··· EXTRACTED MATERIAL

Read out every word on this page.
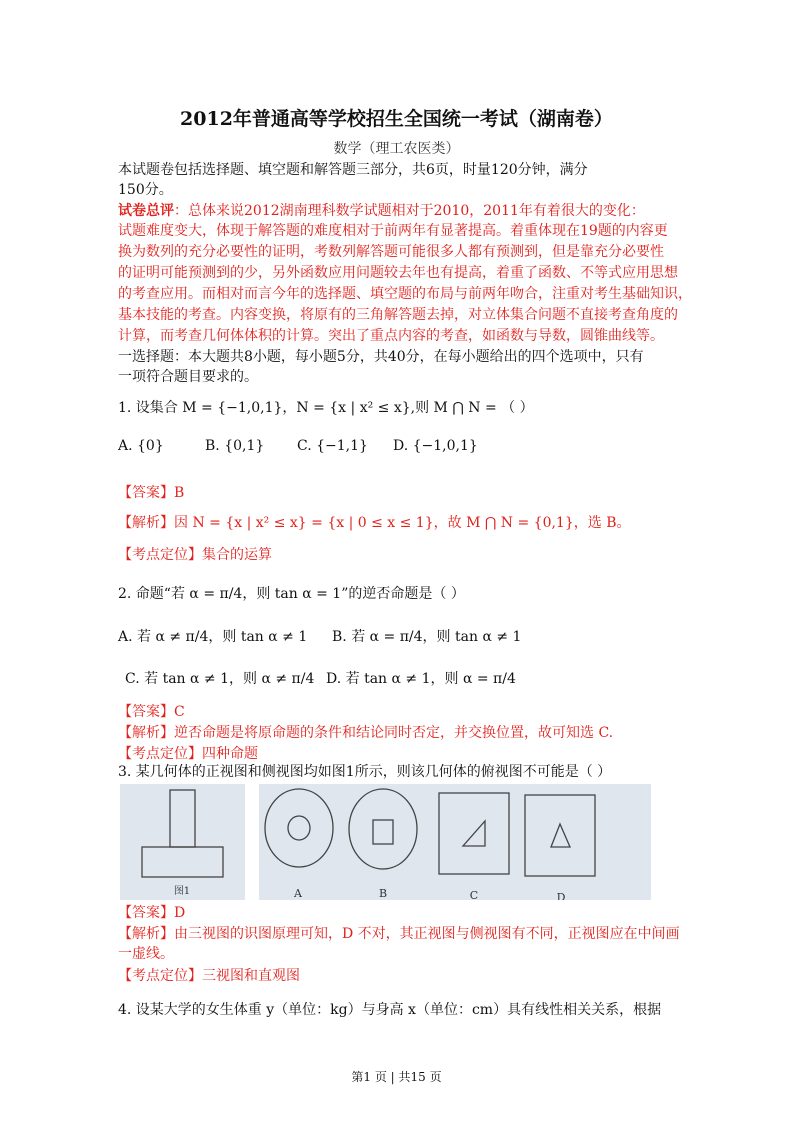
2012年普通高等学校招生全国统一考试（湖南卷）
数学（理工农医类）
本试题卷包括选择题、填空题和解答题三部分，共6页，时量120分钟，满分
150分。
试卷总评：总体来说2012湖南理科数学试题相对于2010，2011年有着很大的变化：
试题难度变大，体现于解答题的难度相对于前两年有显著提高。着重体现在19题的内容更
换为数列的充分必要性的证明，考数列解答题可能很多人都有预测到，但是靠充分必要性
的证明可能预测到的少，另外函数应用问题较去年也有提高，着重了函数、不等式应用思想
的考查应用。而相对而言今年的选择题、填空题的布局与前两年吻合，注重对考生基础知识，
基本技能的考查。内容变换，将原有的三角解答题去掉，对立体集合问题不直接考查角度的
计算，而考查几何体体积的计算。突出了重点内容的考查，如函数与导数，圆锥曲线等。
一选择题：本大题共8小题，每小题5分，共40分，在每小题给出的四个选项中，只有
一项符合题目要求的。
1. 设集合 M = {−1,0,1}，N = {x | x² ≤ x},则 M ⋂ N = （ ）
A. {0}	B. {0,1} C. {−1,1} D. {−1,0,1}
【答案】B
【解析】因 N = {x | x² ≤ x} = {x | 0 ≤ x ≤ 1}，故 M ⋂ N = {0,1}，选 B。
【考点定位】集合的运算
2. 命题“若 α = π/4，则 tan α = 1”的逆否命题是（ ）
A. 若 α ≠ π/4，则 tan α ≠ 1 B. 若 α = π/4，则 tan α ≠ 1
C. 若 tan α ≠ 1，则 α ≠ π/4 D. 若 tan α ≠ 1，则 α = π/4
【答案】C
【解析】逆否命题是将原命题的条件和结论同时否定，并交换位置，故可知选 C.
【考点定位】四种命题
3. 某几何体的正视图和侧视图均如图1所示，则该几何体的俯视图不可能是（ ）
图1	A	B	C	D
【答案】D
【解析】由三视图的识图原理可知，D 不对，其正视图与侧视图有不同，正视图应在中间画
一虚线。
【考点定位】三视图和直观图
4. 设某大学的女生体重 y（单位：kg）与身高 x（单位：cm）具有线性相关关系，根据
第1 页 | 共15 页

······

▶ _EXERCISE GOAL_:
Reproduce the whole listing exactly, but not the images in it.

▶ _SOLVED PROBLEM_:
Read out every word on this page.
2012年普通高等学校招生全国统一考试（湖南卷）
数学（理工农医类）
本试题卷包括选择题、填空题和解答题三部分，共6页，时量120分钟，满分
150分。
试卷总评：总体来说2012湖南理科数学试题相对于2010，2011年有着很大的变化：
试题难度变大，体现于解答题的难度相对于前两年有显著提高。着重体现在19题的内容更
换为数列的充分必要性的证明，考数列解答题可能很多人都有预测到，但是靠充分必要性
的证明可能预测到的少，另外函数应用问题较去年也有提高，着重了函数、不等式应用思想
的考查应用。而相对而言今年的选择题、填空题的布局与前两年吻合，注重对考生基础知识，
基本技能的考查。内容变换，将原有的三角解答题去掉，对立体集合问题不直接考查角度的
计算，而考查几何体体积的计算。突出了重点内容的考查，如函数与导数，圆锥曲线等。
一选择题：本大题共8小题，每小题5分，共40分，在每小题给出的四个选项中，只有
一项符合题目要求的。
1. 设集合 M = {−1,0,1}，N = {x | x² ≤ x},则 M ⋂ N = （ ）
A. {0}	B. {0,1} C. {−1,1} D. {−1,0,1}
【答案】B
【解析】因 N = {x | x² ≤ x} = {x | 0 ≤ x ≤ 1}，故 M ⋂ N = {0,1}，选 B。
【考点定位】集合的运算
2. 命题“若 α = π/4，则 tan α = 1”的逆否命题是（ ）
A. 若 α ≠ π/4，则 tan α ≠ 1 B. 若 α = π/4，则 tan α ≠ 1
C. 若 tan α ≠ 1，则 α ≠ π/4 D. 若 tan α ≠ 1，则 α = π/4
【答案】C
【解析】逆否命题是将原命题的条件和结论同时否定，并交换位置，故可知选 C.
【考点定位】四种命题
3. 某几何体的正视图和侧视图均如图1所示，则该几何体的俯视图不可能是（ ）
图1	A	B	C	D
【答案】D
【解析】由三视图的识图原理可知，D 不对，其正视图与侧视图有不同，正视图应在中间画
一虚线。
【考点定位】三视图和直观图
4. 设某大学的女生体重 y（单位：kg）与身高 x（单位：cm）具有线性相关关系，根据
第1 页 | 共15 页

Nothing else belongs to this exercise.